[start of DATA ROWS]

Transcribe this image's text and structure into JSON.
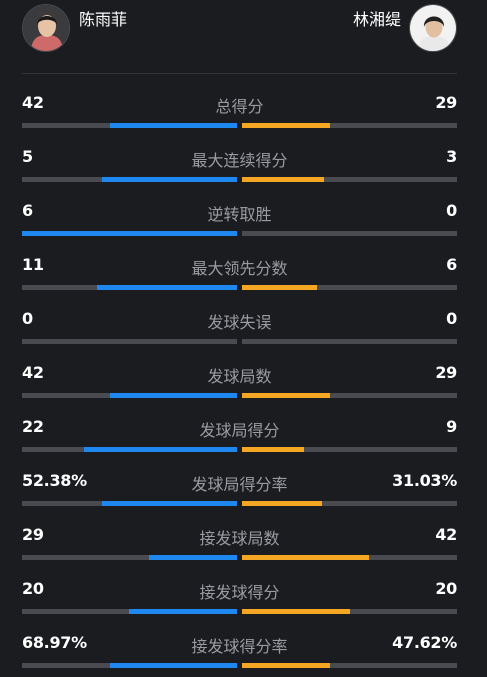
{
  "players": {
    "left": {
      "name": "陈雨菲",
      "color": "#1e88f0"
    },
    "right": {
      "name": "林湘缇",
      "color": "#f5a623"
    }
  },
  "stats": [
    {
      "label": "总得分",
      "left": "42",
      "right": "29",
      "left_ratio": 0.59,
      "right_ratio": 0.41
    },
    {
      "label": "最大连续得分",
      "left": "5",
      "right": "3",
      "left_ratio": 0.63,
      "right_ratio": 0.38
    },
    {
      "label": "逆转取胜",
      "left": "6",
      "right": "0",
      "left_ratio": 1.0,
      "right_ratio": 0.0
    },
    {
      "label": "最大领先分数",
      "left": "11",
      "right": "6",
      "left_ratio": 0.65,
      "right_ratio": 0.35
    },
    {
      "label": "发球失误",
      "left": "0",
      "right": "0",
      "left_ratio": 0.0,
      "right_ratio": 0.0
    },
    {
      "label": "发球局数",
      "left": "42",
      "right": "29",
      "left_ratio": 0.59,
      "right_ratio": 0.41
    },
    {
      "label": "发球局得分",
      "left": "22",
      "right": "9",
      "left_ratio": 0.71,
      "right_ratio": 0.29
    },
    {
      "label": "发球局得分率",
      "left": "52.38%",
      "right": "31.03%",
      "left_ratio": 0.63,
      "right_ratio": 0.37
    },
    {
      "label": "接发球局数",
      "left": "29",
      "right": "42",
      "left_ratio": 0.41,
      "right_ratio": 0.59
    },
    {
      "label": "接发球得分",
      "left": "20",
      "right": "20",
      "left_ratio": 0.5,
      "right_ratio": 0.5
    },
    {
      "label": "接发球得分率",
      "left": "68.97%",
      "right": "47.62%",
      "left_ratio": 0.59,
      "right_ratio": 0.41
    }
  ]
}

[end of DATA ROWS]
[start of DATA ROWS]

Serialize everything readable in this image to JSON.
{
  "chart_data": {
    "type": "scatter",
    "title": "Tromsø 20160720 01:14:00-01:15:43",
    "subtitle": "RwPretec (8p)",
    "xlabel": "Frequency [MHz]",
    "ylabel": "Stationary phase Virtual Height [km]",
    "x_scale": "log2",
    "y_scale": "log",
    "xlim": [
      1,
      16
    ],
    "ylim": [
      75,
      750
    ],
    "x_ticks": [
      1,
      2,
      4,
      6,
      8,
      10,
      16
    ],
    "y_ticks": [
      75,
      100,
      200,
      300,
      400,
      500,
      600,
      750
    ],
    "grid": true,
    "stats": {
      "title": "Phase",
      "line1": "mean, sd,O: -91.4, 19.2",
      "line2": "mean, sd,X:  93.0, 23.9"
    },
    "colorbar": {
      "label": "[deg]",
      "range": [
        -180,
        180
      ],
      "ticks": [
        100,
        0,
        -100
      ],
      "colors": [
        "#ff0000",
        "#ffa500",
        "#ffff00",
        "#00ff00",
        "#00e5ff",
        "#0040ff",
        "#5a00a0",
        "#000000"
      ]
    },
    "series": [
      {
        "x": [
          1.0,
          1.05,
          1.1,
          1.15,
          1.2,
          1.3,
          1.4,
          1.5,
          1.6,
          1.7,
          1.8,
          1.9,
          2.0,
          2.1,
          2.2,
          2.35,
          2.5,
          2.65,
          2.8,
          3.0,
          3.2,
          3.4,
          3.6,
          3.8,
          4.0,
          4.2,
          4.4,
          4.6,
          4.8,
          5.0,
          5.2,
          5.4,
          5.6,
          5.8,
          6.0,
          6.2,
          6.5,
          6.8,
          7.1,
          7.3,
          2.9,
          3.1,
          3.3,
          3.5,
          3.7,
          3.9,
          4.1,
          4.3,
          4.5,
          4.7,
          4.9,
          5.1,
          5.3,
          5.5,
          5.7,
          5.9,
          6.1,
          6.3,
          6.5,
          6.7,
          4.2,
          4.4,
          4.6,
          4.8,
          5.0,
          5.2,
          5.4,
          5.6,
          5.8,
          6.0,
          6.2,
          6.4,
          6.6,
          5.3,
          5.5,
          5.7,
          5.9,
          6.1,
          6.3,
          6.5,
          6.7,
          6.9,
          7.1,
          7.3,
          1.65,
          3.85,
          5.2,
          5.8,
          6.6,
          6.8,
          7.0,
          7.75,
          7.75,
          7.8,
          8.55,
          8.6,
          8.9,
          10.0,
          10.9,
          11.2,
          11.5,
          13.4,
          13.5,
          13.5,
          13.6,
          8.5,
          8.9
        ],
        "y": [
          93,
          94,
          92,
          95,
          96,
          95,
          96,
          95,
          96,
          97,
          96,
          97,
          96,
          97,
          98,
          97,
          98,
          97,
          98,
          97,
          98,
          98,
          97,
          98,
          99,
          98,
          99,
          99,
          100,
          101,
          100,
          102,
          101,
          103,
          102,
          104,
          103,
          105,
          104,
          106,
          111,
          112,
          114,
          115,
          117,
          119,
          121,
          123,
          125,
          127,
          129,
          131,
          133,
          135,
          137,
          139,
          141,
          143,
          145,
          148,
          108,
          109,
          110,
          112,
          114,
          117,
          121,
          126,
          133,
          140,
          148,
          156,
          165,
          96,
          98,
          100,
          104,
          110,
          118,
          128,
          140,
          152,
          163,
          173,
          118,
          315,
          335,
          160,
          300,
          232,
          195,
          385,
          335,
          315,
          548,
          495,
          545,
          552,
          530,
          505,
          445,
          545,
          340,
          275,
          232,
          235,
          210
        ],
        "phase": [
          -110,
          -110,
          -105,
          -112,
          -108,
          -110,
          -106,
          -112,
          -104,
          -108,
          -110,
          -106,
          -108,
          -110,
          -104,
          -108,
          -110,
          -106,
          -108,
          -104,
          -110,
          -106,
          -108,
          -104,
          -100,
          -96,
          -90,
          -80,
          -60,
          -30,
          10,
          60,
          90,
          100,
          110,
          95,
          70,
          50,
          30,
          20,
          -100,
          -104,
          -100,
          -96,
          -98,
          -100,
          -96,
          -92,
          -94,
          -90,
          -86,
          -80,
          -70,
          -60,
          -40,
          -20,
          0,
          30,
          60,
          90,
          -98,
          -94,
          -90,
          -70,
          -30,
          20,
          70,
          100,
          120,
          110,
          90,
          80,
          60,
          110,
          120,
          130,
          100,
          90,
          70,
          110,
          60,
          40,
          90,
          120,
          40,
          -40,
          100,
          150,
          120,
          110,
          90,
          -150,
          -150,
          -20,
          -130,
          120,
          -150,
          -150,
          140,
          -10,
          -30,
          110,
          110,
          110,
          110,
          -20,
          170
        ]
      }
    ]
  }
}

[end of DATA ROWS]

EXERCISE:
Copy every line of the data that holds the string "JSON".

OUTPUT OF THE EXERCISE:
Transcribe this image's text and structure into JSON.
Serialize everything readable in this image to JSON.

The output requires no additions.